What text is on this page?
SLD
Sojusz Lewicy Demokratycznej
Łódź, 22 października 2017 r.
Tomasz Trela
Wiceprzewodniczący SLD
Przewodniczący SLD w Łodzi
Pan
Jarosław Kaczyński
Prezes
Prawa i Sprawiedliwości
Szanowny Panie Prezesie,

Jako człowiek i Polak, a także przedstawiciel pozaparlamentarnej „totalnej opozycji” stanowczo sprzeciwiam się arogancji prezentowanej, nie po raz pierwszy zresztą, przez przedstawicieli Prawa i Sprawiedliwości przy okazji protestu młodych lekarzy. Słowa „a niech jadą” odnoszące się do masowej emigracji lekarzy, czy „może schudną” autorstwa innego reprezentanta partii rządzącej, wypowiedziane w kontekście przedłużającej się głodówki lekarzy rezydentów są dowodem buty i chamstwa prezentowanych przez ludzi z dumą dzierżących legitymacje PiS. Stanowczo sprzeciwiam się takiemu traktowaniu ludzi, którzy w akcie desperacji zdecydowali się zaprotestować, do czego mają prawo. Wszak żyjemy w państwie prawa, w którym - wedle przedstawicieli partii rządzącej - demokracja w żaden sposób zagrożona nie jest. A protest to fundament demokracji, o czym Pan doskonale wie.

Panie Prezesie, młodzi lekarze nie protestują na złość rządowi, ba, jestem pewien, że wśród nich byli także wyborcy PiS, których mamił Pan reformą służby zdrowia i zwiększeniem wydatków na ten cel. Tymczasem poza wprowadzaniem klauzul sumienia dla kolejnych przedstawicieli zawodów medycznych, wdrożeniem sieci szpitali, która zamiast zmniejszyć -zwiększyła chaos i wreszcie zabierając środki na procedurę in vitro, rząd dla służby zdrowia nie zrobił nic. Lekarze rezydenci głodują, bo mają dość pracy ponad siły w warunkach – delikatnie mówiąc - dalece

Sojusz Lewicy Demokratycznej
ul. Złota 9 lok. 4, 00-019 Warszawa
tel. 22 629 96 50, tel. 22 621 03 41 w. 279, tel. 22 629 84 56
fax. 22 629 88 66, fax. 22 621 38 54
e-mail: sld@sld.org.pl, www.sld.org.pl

TASK INSTRUCTIONS =>
From the records above, extract every line exactly as it stands.

TASK OUTPUT =>
What text is on this page?
SLD
Sojusz Lewicy Demokratycznej
Łódź, 22 października 2017 r.
Tomasz Trela
Wiceprzewodniczący SLD
Przewodniczący SLD w Łodzi
Pan
Jarosław Kaczyński
Prezes
Prawa i Sprawiedliwości
Szanowny Panie Prezesie,

Jako człowiek i Polak, a także przedstawiciel pozaparlamentarnej „totalnej opozycji” stanowczo sprzeciwiam się arogancji prezentowanej, nie po raz pierwszy zresztą, przez przedstawicieli Prawa i Sprawiedliwości przy okazji protestu młodych lekarzy. Słowa „a niech jadą” odnoszące się do masowej emigracji lekarzy, czy „może schudną” autorstwa innego reprezentanta partii rządzącej, wypowiedziane w kontekście przedłużającej się głodówki lekarzy rezydentów są dowodem buty i chamstwa prezentowanych przez ludzi z dumą dzierżących legitymacje PiS. Stanowczo sprzeciwiam się takiemu traktowaniu ludzi, którzy w akcie desperacji zdecydowali się zaprotestować, do czego mają prawo. Wszak żyjemy w państwie prawa, w którym - wedle przedstawicieli partii rządzącej - demokracja w żaden sposób zagrożona nie jest. A protest to fundament demokracji, o czym Pan doskonale wie.

Panie Prezesie, młodzi lekarze nie protestują na złość rządowi, ba, jestem pewien, że wśród nich byli także wyborcy PiS, których mamił Pan reformą służby zdrowia i zwiększeniem wydatków na ten cel. Tymczasem poza wprowadzaniem klauzul sumienia dla kolejnych przedstawicieli zawodów medycznych, wdrożeniem sieci szpitali, która zamiast zmniejszyć -zwiększyła chaos i wreszcie zabierając środki na procedurę in vitro, rząd dla służby zdrowia nie zrobił nic. Lekarze rezydenci głodują, bo mają dość pracy ponad siły w warunkach – delikatnie mówiąc - dalece

Sojusz Lewicy Demokratycznej
ul. Złota 9 lok. 4, 00-019 Warszawa
tel. 22 629 96 50, tel. 22 621 03 41 w. 279, tel. 22 629 84 56
fax. 22 629 88 66, fax. 22 621 38 54
e-mail: sld@sld.org.pl, www.sld.org.pl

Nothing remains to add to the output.